→ Aim of the exercise: Scan the entries for the string "type" and give the number of lines that have it, nothing further.

===== Exercise inputs =====

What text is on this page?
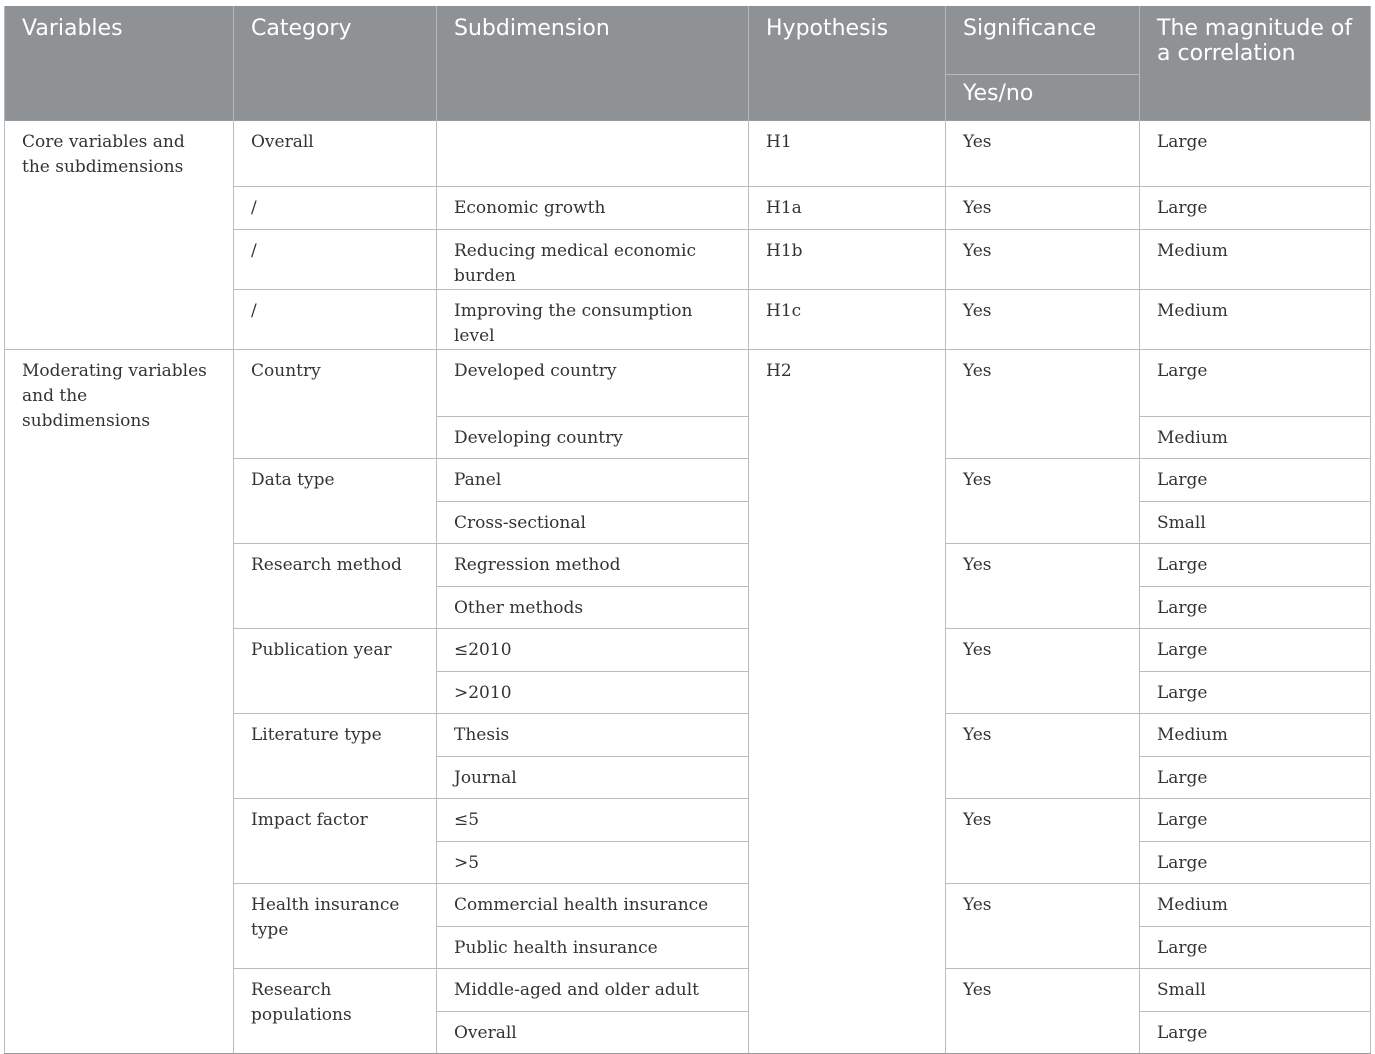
Variables	Category	Subdimension	Hypothesis	Significance	The magnitude of a correlation
				Yes/no	
Core variables and the subdimensions	Overall		H1	Yes	Large
	/	Economic growth	H1a	Yes	Large
	/	Reducing medical economic burden	H1b	Yes	Medium
	/	Improving the consumption level	H1c	Yes	Medium
Moderating variables and the subdimensions	Country	Developed country	H2	Yes	Large
		Developing country			Medium
	Data type	Panel		Yes	Large
		Cross-sectional			Small
	Research method	Regression method		Yes	Large
		Other methods			Large
	Publication year	≤2010		Yes	Large
		>2010			Large
	Literature type	Thesis		Yes	Medium
		Journal			Large
	Impact factor	≤5		Yes	Large
		>5			Large
	Health insurance type	Commercial health insurance		Yes	Medium
		Public health insurance			Large
	Research populations	Middle-aged and older adult		Yes	Small
		Overall			Large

=====

→ Reply to the task: 3